[start INFORMATION SUPPLIED]

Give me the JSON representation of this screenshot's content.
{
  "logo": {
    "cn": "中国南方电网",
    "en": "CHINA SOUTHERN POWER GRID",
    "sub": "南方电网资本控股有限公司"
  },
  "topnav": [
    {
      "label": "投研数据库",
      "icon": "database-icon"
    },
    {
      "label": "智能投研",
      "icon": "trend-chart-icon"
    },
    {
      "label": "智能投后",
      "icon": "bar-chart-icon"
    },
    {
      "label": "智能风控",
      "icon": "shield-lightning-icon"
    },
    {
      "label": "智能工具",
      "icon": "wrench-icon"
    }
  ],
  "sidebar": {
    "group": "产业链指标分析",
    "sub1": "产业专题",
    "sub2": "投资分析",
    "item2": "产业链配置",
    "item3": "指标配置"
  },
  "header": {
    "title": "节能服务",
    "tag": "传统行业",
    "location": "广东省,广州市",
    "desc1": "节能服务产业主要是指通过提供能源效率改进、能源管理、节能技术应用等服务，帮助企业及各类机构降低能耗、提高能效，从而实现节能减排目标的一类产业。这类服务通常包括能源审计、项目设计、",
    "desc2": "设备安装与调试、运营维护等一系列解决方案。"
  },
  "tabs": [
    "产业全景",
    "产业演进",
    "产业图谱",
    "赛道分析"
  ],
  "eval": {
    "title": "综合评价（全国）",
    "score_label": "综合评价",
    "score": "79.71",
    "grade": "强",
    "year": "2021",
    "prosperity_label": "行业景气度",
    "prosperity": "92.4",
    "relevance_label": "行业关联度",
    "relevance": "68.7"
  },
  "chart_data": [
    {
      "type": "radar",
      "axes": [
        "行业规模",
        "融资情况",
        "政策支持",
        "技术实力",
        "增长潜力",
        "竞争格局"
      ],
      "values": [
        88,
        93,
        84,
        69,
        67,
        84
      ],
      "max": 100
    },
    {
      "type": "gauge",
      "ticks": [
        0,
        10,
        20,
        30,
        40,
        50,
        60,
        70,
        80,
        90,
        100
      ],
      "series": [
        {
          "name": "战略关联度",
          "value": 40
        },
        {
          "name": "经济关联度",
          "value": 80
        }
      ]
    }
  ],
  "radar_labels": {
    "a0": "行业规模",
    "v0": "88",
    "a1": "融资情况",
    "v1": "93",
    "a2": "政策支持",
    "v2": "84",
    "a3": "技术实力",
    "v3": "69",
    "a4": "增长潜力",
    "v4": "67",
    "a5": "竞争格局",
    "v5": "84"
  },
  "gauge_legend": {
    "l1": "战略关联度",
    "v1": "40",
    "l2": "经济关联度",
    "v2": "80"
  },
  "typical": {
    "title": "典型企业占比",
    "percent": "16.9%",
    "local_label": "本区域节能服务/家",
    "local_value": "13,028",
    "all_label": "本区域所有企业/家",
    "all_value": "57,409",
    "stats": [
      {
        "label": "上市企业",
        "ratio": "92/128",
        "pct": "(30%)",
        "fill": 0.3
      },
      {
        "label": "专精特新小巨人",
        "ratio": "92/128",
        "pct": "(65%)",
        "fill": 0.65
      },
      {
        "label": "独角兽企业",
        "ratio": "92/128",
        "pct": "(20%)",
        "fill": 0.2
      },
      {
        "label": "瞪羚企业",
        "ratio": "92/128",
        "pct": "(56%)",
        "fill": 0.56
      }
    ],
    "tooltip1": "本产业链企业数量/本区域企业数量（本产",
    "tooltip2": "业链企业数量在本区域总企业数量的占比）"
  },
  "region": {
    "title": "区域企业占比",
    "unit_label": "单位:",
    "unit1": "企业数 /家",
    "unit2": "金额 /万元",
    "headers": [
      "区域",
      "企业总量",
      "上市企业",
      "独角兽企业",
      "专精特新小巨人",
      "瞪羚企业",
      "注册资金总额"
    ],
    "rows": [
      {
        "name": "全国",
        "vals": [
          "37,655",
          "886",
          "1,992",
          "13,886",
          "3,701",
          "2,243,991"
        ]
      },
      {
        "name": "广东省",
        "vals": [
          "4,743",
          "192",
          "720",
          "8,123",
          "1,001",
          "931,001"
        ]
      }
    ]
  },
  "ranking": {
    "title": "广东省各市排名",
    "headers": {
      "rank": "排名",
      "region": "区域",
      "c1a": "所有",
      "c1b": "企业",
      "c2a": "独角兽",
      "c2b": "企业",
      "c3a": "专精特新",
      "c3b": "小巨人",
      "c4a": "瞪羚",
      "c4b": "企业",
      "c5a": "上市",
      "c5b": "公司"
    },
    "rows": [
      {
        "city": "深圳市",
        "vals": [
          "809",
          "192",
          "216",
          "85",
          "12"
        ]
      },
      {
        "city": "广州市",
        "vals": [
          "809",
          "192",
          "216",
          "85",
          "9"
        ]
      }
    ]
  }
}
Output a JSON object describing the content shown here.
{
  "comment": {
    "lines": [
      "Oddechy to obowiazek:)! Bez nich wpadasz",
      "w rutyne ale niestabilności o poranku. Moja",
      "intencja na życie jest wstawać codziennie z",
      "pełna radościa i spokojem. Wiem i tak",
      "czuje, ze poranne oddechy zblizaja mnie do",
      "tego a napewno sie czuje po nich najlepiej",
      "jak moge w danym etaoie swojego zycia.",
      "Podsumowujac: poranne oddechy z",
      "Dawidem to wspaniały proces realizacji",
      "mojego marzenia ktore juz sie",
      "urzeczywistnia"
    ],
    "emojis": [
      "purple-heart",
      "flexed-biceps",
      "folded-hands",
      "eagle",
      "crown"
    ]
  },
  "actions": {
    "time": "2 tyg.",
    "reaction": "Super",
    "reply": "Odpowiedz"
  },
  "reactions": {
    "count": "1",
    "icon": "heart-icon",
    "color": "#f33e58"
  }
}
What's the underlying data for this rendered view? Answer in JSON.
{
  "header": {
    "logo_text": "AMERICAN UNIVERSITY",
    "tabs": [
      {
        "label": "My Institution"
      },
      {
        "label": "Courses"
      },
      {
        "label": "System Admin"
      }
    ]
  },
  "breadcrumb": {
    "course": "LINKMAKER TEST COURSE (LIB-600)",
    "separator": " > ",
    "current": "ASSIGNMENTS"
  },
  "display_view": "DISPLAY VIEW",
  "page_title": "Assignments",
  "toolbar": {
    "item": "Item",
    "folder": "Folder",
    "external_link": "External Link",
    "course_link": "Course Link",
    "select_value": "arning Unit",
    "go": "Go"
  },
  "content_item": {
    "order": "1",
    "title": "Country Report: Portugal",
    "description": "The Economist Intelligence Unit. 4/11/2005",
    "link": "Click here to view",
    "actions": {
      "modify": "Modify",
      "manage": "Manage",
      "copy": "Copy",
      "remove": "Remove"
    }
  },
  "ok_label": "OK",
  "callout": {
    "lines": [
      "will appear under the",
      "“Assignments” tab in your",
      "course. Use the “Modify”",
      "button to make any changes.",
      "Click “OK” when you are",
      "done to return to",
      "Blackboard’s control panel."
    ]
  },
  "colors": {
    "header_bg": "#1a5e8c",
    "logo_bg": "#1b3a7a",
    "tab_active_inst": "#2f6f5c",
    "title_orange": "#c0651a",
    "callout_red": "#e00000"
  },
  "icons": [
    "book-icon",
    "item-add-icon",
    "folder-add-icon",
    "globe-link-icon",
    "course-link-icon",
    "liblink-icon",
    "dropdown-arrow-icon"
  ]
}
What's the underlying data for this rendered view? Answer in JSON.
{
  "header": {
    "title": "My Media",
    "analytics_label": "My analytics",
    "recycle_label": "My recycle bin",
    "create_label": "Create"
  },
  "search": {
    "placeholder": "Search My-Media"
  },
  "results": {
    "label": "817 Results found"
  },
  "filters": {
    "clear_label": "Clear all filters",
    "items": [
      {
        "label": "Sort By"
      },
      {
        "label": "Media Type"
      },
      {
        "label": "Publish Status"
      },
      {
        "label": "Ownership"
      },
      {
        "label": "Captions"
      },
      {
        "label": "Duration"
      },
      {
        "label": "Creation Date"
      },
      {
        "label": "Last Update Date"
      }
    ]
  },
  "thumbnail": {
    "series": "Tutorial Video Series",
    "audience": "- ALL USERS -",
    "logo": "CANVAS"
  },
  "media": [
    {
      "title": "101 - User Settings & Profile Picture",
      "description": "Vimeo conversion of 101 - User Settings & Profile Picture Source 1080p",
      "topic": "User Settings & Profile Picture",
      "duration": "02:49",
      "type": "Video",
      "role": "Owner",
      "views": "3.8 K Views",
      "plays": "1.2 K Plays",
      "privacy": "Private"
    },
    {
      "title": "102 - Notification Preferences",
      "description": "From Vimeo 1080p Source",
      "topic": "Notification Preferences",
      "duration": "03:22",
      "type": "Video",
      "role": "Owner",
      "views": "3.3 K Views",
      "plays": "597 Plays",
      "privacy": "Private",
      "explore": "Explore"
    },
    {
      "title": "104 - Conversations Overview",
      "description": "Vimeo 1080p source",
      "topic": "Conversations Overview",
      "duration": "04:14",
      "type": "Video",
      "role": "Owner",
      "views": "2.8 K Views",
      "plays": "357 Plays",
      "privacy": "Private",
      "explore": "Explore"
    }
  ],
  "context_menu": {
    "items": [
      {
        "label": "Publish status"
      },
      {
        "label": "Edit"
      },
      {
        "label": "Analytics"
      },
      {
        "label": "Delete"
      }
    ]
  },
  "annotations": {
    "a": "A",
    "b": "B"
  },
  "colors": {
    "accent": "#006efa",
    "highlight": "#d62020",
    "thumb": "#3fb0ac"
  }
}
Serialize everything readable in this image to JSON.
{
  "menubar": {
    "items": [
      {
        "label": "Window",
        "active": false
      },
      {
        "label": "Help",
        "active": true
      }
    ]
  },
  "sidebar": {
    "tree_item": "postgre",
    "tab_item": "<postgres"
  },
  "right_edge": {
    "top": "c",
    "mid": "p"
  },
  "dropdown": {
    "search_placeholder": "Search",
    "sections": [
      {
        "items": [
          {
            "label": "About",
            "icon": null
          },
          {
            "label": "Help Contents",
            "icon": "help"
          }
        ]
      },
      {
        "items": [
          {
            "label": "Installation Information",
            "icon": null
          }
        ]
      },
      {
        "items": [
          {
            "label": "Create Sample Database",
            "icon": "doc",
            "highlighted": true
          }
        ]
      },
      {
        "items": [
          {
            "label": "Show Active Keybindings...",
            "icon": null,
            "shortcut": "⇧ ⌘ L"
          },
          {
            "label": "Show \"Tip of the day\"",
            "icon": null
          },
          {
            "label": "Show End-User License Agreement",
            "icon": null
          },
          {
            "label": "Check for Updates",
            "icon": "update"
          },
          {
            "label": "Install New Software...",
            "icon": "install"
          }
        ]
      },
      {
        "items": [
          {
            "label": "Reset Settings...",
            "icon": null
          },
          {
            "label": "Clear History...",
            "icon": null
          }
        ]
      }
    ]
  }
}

[end INFORMATION SUPPLIED]

Return every line of the preceding records in which the word "plays" appears.

EXERCISE SOLUTION:
      "plays": "1.2 K Plays",
      "plays": "597 Plays",
      "plays": "357 Plays",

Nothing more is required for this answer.